[Figure data in JSON]
>>

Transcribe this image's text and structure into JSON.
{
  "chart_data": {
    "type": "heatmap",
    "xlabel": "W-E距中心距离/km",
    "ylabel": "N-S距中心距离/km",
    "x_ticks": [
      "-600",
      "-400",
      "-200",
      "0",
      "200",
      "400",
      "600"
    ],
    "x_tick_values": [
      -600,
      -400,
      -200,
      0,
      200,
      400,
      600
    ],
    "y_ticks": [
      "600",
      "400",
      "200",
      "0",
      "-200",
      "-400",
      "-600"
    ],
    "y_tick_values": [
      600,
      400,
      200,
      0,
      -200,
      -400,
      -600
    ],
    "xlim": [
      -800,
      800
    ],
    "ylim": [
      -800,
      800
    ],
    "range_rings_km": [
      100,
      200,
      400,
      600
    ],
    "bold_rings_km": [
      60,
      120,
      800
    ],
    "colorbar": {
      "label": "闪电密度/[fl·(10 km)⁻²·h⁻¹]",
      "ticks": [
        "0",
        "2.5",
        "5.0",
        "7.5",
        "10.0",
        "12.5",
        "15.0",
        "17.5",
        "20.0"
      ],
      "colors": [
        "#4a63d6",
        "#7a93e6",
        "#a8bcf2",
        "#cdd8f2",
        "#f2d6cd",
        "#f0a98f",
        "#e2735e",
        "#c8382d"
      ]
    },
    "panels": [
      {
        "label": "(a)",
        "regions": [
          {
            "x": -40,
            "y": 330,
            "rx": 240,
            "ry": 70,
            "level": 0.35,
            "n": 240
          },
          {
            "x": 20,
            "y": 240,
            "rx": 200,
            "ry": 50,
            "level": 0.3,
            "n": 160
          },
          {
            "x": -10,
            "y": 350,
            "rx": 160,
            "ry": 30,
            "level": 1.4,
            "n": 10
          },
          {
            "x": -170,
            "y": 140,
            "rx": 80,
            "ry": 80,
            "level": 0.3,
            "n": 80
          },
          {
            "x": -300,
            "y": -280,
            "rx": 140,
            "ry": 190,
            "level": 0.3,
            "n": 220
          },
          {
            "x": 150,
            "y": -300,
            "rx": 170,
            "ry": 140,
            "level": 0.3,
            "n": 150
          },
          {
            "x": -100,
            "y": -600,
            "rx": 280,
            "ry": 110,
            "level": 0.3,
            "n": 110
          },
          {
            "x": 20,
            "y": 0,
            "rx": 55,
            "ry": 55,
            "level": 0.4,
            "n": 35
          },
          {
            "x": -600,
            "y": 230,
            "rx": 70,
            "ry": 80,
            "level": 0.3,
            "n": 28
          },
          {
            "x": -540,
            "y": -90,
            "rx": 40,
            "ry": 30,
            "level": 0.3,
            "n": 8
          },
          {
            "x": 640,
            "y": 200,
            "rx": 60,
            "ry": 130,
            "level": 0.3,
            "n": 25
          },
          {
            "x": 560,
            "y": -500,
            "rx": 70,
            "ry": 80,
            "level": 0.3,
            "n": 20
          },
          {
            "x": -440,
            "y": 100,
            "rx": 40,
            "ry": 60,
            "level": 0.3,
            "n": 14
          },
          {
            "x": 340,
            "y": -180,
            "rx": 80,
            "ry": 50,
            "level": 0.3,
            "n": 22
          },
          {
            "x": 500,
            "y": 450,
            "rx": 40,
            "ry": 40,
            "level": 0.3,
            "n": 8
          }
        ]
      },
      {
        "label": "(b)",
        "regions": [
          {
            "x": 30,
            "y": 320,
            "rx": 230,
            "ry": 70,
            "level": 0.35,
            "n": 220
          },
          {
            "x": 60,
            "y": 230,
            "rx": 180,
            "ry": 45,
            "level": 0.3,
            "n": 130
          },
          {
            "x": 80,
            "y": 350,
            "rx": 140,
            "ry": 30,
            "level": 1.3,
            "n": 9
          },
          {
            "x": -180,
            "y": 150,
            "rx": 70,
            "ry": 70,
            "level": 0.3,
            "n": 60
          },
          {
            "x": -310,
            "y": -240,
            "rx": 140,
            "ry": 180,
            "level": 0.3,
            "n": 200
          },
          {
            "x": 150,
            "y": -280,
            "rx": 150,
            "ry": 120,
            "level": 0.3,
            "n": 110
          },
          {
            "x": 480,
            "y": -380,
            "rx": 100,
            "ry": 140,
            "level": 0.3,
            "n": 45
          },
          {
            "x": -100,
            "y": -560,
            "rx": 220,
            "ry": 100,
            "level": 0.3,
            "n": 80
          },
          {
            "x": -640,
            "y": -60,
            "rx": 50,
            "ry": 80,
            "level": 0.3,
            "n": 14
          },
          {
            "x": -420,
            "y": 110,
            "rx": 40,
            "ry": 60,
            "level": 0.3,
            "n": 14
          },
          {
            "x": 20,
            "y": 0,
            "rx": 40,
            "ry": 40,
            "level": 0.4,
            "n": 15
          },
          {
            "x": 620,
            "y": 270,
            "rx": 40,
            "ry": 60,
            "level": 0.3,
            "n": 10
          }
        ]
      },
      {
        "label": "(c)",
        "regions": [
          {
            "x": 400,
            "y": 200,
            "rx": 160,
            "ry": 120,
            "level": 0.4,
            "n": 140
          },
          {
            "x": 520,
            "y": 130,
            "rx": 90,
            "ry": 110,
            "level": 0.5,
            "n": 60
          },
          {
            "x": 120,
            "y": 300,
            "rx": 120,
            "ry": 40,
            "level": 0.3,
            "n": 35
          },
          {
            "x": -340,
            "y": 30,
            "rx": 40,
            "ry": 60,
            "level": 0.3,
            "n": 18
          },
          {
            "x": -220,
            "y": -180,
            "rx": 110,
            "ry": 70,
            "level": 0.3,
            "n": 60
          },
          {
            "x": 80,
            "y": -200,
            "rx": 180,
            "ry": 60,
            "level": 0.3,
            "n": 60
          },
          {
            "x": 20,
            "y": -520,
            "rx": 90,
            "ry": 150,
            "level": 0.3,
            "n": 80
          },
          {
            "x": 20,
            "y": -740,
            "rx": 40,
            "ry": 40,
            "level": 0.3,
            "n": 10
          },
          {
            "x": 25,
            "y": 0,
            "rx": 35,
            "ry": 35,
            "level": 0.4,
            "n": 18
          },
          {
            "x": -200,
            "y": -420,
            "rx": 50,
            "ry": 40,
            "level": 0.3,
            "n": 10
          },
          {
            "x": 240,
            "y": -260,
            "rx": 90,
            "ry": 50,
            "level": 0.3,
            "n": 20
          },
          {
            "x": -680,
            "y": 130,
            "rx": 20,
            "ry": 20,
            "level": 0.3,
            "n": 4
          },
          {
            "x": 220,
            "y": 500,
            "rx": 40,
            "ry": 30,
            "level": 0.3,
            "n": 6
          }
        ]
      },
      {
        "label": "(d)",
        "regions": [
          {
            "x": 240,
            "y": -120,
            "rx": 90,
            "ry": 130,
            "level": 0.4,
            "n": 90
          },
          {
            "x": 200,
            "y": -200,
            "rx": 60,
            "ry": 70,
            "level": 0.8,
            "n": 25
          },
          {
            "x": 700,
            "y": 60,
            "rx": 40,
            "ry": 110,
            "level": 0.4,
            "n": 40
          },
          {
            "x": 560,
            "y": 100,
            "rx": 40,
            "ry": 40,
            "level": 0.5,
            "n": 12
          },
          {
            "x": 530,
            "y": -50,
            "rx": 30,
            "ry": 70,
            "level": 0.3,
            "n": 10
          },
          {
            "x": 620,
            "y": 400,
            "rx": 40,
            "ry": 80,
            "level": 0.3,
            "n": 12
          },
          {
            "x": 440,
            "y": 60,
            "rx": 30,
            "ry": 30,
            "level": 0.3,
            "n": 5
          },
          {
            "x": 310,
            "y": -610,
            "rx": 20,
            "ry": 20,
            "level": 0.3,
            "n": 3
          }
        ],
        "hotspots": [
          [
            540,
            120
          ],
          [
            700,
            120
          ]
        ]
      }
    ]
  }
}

<<

• Exercise goal: Transcribe the whole listing exactly.

• Solution:
Transcribe this image's text and structure into JSON.
{
  "chart_data": {
    "type": "heatmap",
    "xlabel": "W-E距中心距离/km",
    "ylabel": "N-S距中心距离/km",
    "x_ticks": [
      "-600",
      "-400",
      "-200",
      "0",
      "200",
      "400",
      "600"
    ],
    "x_tick_values": [
      -600,
      -400,
      -200,
      0,
      200,
      400,
      600
    ],
    "y_ticks": [
      "600",
      "400",
      "200",
      "0",
      "-200",
      "-400",
      "-600"
    ],
    "y_tick_values": [
      600,
      400,
      200,
      0,
      -200,
      -400,
      -600
    ],
    "xlim": [
      -800,
      800
    ],
    "ylim": [
      -800,
      800
    ],
    "range_rings_km": [
      100,
      200,
      400,
      600
    ],
    "bold_rings_km": [
      60,
      120,
      800
    ],
    "colorbar": {
      "label": "闪电密度/[fl·(10 km)⁻²·h⁻¹]",
      "ticks": [
        "0",
        "2.5",
        "5.0",
        "7.5",
        "10.0",
        "12.5",
        "15.0",
        "17.5",
        "20.0"
      ],
      "colors": [
        "#4a63d6",
        "#7a93e6",
        "#a8bcf2",
        "#cdd8f2",
        "#f2d6cd",
        "#f0a98f",
        "#e2735e",
        "#c8382d"
      ]
    },
    "panels": [
      {
        "label": "(a)",
        "regions": [
          {
            "x": -40,
            "y": 330,
            "rx": 240,
            "ry": 70,
            "level": 0.35,
            "n": 240
          },
          {
            "x": 20,
            "y": 240,
            "rx": 200,
            "ry": 50,
            "level": 0.3,
            "n": 160
          },
          {
            "x": -10,
            "y": 350,
            "rx": 160,
            "ry": 30,
            "level": 1.4,
            "n": 10
          },
          {
            "x": -170,
            "y": 140,
            "rx": 80,
            "ry": 80,
            "level": 0.3,
            "n": 80
          },
          {
            "x": -300,
            "y": -280,
            "rx": 140,
            "ry": 190,
            "level": 0.3,
            "n": 220
          },
          {
            "x": 150,
            "y": -300,
            "rx": 170,
            "ry": 140,
            "level": 0.3,
            "n": 150
          },
          {
            "x": -100,
            "y": -600,
            "rx": 280,
            "ry": 110,
            "level": 0.3,
            "n": 110
          },
          {
            "x": 20,
            "y": 0,
            "rx": 55,
            "ry": 55,
            "level": 0.4,
            "n": 35
          },
          {
            "x": -600,
            "y": 230,
            "rx": 70,
            "ry": 80,
            "level": 0.3,
            "n": 28
          },
          {
            "x": -540,
            "y": -90,
            "rx": 40,
            "ry": 30,
            "level": 0.3,
            "n": 8
          },
          {
            "x": 640,
            "y": 200,
            "rx": 60,
            "ry": 130,
            "level": 0.3,
            "n": 25
          },
          {
            "x": 560,
            "y": -500,
            "rx": 70,
            "ry": 80,
            "level": 0.3,
            "n": 20
          },
          {
            "x": -440,
            "y": 100,
            "rx": 40,
            "ry": 60,
            "level": 0.3,
            "n": 14
          },
          {
            "x": 340,
            "y": -180,
            "rx": 80,
            "ry": 50,
            "level": 0.3,
            "n": 22
          },
          {
            "x": 500,
            "y": 450,
            "rx": 40,
            "ry": 40,
            "level": 0.3,
            "n": 8
          }
        ]
      },
      {
        "label": "(b)",
        "regions": [
          {
            "x": 30,
            "y": 320,
            "rx": 230,
            "ry": 70,
            "level": 0.35,
            "n": 220
          },
          {
            "x": 60,
            "y": 230,
            "rx": 180,
            "ry": 45,
            "level": 0.3,
            "n": 130
          },
          {
            "x": 80,
            "y": 350,
            "rx": 140,
            "ry": 30,
            "level": 1.3,
            "n": 9
          },
          {
            "x": -180,
            "y": 150,
            "rx": 70,
            "ry": 70,
            "level": 0.3,
            "n": 60
          },
          {
            "x": -310,
            "y": -240,
            "rx": 140,
            "ry": 180,
            "level": 0.3,
            "n": 200
          },
          {
            "x": 150,
            "y": -280,
            "rx": 150,
            "ry": 120,
            "level": 0.3,
            "n": 110
          },
          {
            "x": 480,
            "y": -380,
            "rx": 100,
            "ry": 140,
            "level": 0.3,
            "n": 45
          },
          {
            "x": -100,
            "y": -560,
            "rx": 220,
            "ry": 100,
            "level": 0.3,
            "n": 80
          },
          {
            "x": -640,
            "y": -60,
            "rx": 50,
            "ry": 80,
            "level": 0.3,
            "n": 14
          },
          {
            "x": -420,
            "y": 110,
            "rx": 40,
            "ry": 60,
            "level": 0.3,
            "n": 14
          },
          {
            "x": 20,
            "y": 0,
            "rx": 40,
            "ry": 40,
            "level": 0.4,
            "n": 15
          },
          {
            "x": 620,
            "y": 270,
            "rx": 40,
            "ry": 60,
            "level": 0.3,
            "n": 10
          }
        ]
      },
      {
        "label": "(c)",
        "regions": [
          {
            "x": 400,
            "y": 200,
            "rx": 160,
            "ry": 120,
            "level": 0.4,
            "n": 140
          },
          {
            "x": 520,
            "y": 130,
            "rx": 90,
            "ry": 110,
            "level": 0.5,
            "n": 60
          },
          {
            "x": 120,
            "y": 300,
            "rx": 120,
            "ry": 40,
            "level": 0.3,
            "n": 35
          },
          {
            "x": -340,
            "y": 30,
            "rx": 40,
            "ry": 60,
            "level": 0.3,
            "n": 18
          },
          {
            "x": -220,
            "y": -180,
            "rx": 110,
            "ry": 70,
            "level": 0.3,
            "n": 60
          },
          {
            "x": 80,
            "y": -200,
            "rx": 180,
            "ry": 60,
            "level": 0.3,
            "n": 60
          },
          {
            "x": 20,
            "y": -520,
            "rx": 90,
            "ry": 150,
            "level": 0.3,
            "n": 80
          },
          {
            "x": 20,
            "y": -740,
            "rx": 40,
            "ry": 40,
            "level": 0.3,
            "n": 10
          },
          {
            "x": 25,
            "y": 0,
            "rx": 35,
            "ry": 35,
            "level": 0.4,
            "n": 18
          },
          {
            "x": -200,
            "y": -420,
            "rx": 50,
            "ry": 40,
            "level": 0.3,
            "n": 10
          },
          {
            "x": 240,
            "y": -260,
            "rx": 90,
            "ry": 50,
            "level": 0.3,
            "n": 20
          },
          {
            "x": -680,
            "y": 130,
            "rx": 20,
            "ry": 20,
            "level": 0.3,
            "n": 4
          },
          {
            "x": 220,
            "y": 500,
            "rx": 40,
            "ry": 30,
            "level": 0.3,
            "n": 6
          }
        ]
      },
      {
        "label": "(d)",
        "regions": [
          {
            "x": 240,
            "y": -120,
            "rx": 90,
            "ry": 130,
            "level": 0.4,
            "n": 90
          },
          {
            "x": 200,
            "y": -200,
            "rx": 60,
            "ry": 70,
            "level": 0.8,
            "n": 25
          },
          {
            "x": 700,
            "y": 60,
            "rx": 40,
            "ry": 110,
            "level": 0.4,
            "n": 40
          },
          {
            "x": 560,
            "y": 100,
            "rx": 40,
            "ry": 40,
            "level": 0.5,
            "n": 12
          },
          {
            "x": 530,
            "y": -50,
            "rx": 30,
            "ry": 70,
            "level": 0.3,
            "n": 10
          },
          {
            "x": 620,
            "y": 400,
            "rx": 40,
            "ry": 80,
            "level": 0.3,
            "n": 12
          },
          {
            "x": 440,
            "y": 60,
            "rx": 30,
            "ry": 30,
            "level": 0.3,
            "n": 5
          },
          {
            "x": 310,
            "y": -610,
            "rx": 20,
            "ry": 20,
            "level": 0.3,
            "n": 3
          }
        ],
        "hotspots": [
          [
            540,
            120
          ],
          [
            700,
            120
          ]
        ]
      }
    ]
  }
}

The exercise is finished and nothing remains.